▶ _GOAL_: Copy out the data below verbatim.

++++ DATA SECTION ++++

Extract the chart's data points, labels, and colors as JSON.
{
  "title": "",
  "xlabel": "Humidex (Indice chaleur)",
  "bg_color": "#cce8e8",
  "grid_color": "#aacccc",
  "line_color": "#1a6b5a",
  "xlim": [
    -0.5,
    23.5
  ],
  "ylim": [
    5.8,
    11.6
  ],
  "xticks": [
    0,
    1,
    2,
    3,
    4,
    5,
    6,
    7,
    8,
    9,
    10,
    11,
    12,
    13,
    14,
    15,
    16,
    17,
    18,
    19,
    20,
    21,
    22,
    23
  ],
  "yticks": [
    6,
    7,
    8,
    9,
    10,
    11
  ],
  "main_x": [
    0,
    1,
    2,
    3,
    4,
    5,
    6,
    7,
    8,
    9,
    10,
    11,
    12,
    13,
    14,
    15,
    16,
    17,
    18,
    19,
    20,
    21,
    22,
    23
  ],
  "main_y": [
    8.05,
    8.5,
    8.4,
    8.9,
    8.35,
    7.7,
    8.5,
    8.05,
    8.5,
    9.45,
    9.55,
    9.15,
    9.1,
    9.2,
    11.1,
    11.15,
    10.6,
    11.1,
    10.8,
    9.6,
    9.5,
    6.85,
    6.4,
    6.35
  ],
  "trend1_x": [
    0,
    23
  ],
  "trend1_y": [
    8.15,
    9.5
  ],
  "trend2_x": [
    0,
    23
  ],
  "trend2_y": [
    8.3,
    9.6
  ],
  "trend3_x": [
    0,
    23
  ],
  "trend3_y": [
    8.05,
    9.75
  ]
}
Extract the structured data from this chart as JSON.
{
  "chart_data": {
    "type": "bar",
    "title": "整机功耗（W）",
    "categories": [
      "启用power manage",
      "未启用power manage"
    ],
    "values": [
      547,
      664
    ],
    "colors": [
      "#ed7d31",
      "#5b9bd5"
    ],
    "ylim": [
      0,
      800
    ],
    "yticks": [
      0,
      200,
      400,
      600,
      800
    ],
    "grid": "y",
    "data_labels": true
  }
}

++++

▶ _FINISHED EXERCISE_:
Extract the chart's data points, labels, and colors as JSON.
{
  "title": "",
  "xlabel": "Humidex (Indice chaleur)",
  "bg_color": "#cce8e8",
  "grid_color": "#aacccc",
  "line_color": "#1a6b5a",
  "xlim": [
    -0.5,
    23.5
  ],
  "ylim": [
    5.8,
    11.6
  ],
  "xticks": [
    0,
    1,
    2,
    3,
    4,
    5,
    6,
    7,
    8,
    9,
    10,
    11,
    12,
    13,
    14,
    15,
    16,
    17,
    18,
    19,
    20,
    21,
    22,
    23
  ],
  "yticks": [
    6,
    7,
    8,
    9,
    10,
    11
  ],
  "main_x": [
    0,
    1,
    2,
    3,
    4,
    5,
    6,
    7,
    8,
    9,
    10,
    11,
    12,
    13,
    14,
    15,
    16,
    17,
    18,
    19,
    20,
    21,
    22,
    23
  ],
  "main_y": [
    8.05,
    8.5,
    8.4,
    8.9,
    8.35,
    7.7,
    8.5,
    8.05,
    8.5,
    9.45,
    9.55,
    9.15,
    9.1,
    9.2,
    11.1,
    11.15,
    10.6,
    11.1,
    10.8,
    9.6,
    9.5,
    6.85,
    6.4,
    6.35
  ],
  "trend1_x": [
    0,
    23
  ],
  "trend1_y": [
    8.15,
    9.5
  ],
  "trend2_x": [
    0,
    23
  ],
  "trend2_y": [
    8.3,
    9.6
  ],
  "trend3_x": [
    0,
    23
  ],
  "trend3_y": [
    8.05,
    9.75
  ]
}
Extract the structured data from this chart as JSON.
{
  "chart_data": {
    "type": "bar",
    "title": "整机功耗（W）",
    "categories": [
      "启用power manage",
      "未启用power manage"
    ],
    "values": [
      547,
      664
    ],
    "colors": [
      "#ed7d31",
      "#5b9bd5"
    ],
    "ylim": [
      0,
      800
    ],
    "yticks": [
      0,
      200,
      400,
      600,
      800
    ],
    "grid": "y",
    "data_labels": true
  }
}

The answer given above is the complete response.